[Begin RECORDS SHOWN]

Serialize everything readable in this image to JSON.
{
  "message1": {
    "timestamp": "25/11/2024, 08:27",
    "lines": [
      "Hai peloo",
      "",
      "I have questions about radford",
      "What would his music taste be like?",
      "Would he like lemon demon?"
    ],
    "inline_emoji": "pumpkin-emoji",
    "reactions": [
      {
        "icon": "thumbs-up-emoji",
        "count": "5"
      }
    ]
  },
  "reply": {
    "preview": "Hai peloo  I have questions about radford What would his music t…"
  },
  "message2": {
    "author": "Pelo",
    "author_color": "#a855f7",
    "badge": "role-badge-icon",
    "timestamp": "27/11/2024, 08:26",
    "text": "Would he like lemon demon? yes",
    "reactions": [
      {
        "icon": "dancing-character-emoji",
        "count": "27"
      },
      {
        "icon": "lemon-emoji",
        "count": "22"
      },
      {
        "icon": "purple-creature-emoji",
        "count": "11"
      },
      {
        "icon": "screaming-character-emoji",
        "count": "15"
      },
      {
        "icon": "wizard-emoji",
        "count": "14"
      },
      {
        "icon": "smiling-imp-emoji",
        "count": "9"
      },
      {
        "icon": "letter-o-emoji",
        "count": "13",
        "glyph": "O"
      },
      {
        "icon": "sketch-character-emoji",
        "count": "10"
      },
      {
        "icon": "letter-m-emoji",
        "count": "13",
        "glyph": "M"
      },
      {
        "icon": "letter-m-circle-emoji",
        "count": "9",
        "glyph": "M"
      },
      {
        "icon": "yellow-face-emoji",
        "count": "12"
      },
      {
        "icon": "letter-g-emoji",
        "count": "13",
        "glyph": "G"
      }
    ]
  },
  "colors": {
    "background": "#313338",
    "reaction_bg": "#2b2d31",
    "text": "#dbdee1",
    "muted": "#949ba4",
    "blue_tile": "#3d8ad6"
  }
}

[End RECORDS SHOWN]

CHALLENGE:
Report only how many lines in the listing contain the string "have".

THE SOLUTION:
2